▶ **READING PASSAGE**
--- start ---
GIVE ME A BEACH vacation anywhere, and I’ll be blessedly happy sprawled on a lounge chair, a salty breeze ruffling my hair. Doing nothing restores the body and soul in this era of nonstop tweeting, and to those who find it tedious, I say this: I’m fine checking out from civilization for a week, with nothing to do beyond summoning a polite, brawny waiter to fetch me a glass of chilled Viognier. Why aren’t you?

After all, that’s the point of getting away: To cleanse your mind of irksome “notes to self” and halt the habit of checking email anxiously just to delete all the spam. On my ideal beach vacation, there are no restaurants to research, no hiking or kayaking exertions to perform, just hour upon restful hour feeling the sauna-like warmth of the sun and letting my mind wander. I’ve never heard of anyone injuring a limb while reclining, but I have read about the dangers of zip lining and parasailing, two activities I’ll never do. Volcano walking, whatever that is, has never been on my to-do list.

Lackadaisical travelers take note: Do-nothing beach vacations are much in demand, said

Lindsey Epperly,

founder and luxury travel consultant at Atlanta-based Epperly Travel. Ms. Epperly has been fielding requests from unambitious honeymooners and business professionals alike wanting to relax and recuperate. “There are also multigenerational vacationers—older couples who’ll bring kids and grandkids along for a milestone event yet want to get their hang time on the beach,” she said. That makes sense: For me, heading off to an ocean-side cabana after a wave goodbye is like hanging a “Do Not Disturb” sign on a hotel-room door.
--- end ---
Image element box records
--- start ---
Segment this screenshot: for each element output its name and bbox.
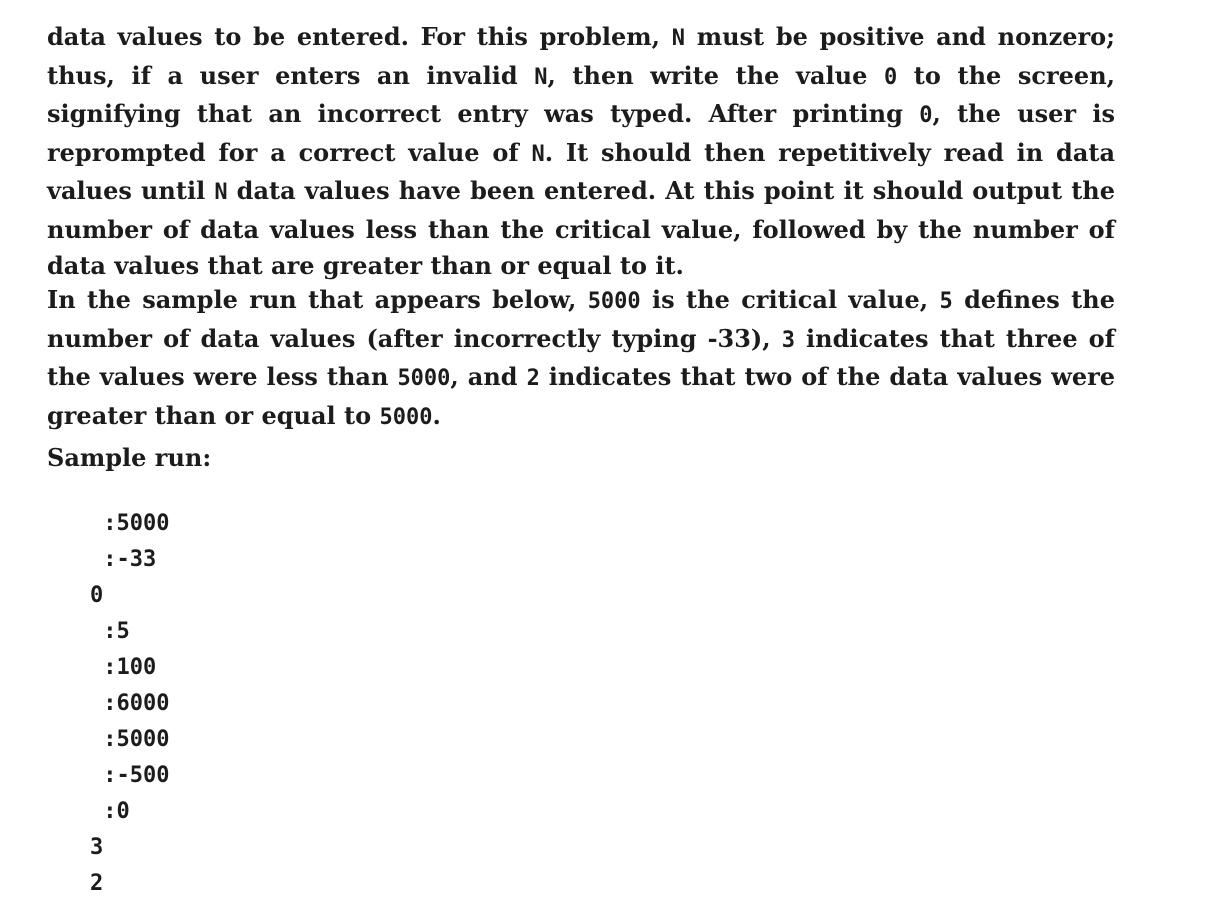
inline-code: 5000 [587,289,641,314]
terminal-line: :5 [90,619,130,644]
text-segment: defines the number of data values (after incorrectly typing -33), [47,285,1115,353]
text-segment: . [432,400,441,430]
inline-code: 5 [939,289,953,314]
terminal-line: :5000 [90,511,170,536]
sample-run-output [90,506,169,902]
terminal-line: 3 [90,835,104,860]
inline-code: 5000 [397,366,451,391]
terminal-line: :100 [90,655,157,680]
inline-code: N [214,180,228,205]
inline-code: 0 [883,64,898,90]
text-segment: indicates that two of the data values were greater than or equal to [47,362,1116,430]
inline-code: N [671,26,685,51]
text-segment: to the screen, signifying that an incorrect entry was typed. After printing [47,60,1116,128]
inline-code: 5000 [379,404,433,430]
sample-run-heading: Sample run: [47,443,212,472]
text-segment: data values have been entered. At this point it should output the number of data values less than the critical value, followed by the number of data values that are greater than or equal to it. [47,176,1115,280]
terminal-line: :-500 [90,763,170,788]
text-segment: indicates that three of the values were less than [47,323,1115,391]
terminal-line: :-33 [90,547,157,572]
paragraph-problem-description [47,19,1115,285]
inline-code: 3 [781,327,795,353]
terminal-line: :0 [90,799,130,824]
text-segment: must be positive and nonzero; thus, if a user enters an invalid [47,22,1116,90]
terminal-line: 0 [90,583,104,608]
text-segment: , and [450,362,527,391]
text-segment: , then write the value [547,60,884,90]
inline-code: 2 [526,366,540,391]
inline-code: N [531,141,545,167]
text-segment: In the sample run that appears below, [47,285,588,314]
inline-code: 0 [919,103,933,128]
text-segment: is the critical value, [640,285,940,314]
terminal-line: 2 [90,871,104,896]
inline-code: N [534,64,548,90]
paragraph-sample-explanation [47,282,1115,436]
text-segment: data values to be entered. For this problem, [47,22,672,51]
terminal-line: :6000 [90,691,170,716]
terminal-line: :5000 [90,727,170,752]
text-segment: , the user is reprompted for a correct value of [47,99,1115,167]
text-segment: . It should then repetitively read in data values until [47,137,1116,205]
--- end ---
▶ **WRITTEN EXERCISE**
Please revise the beach vacation passage from "GIVE ME A BEACH" up to and including "Why aren’t you?", putting "Chardonnay" in place of "Viognier".

▶ **RESPONSE TO THIS EXERCISE**
GIVE ME A BEACH vacation anywhere, and I’ll be blessedly happy sprawled on a lounge chair, a salty breeze ruffling my hair. Doing nothing restores the body and soul in this era of nonstop tweeting, and to those who find it tedious, I say this: I’m fine checking out from civilization for a week, with nothing to do beyond summoning a polite, brawny waiter to fetch me a glass of chilled Chardonnay. Why aren’t you?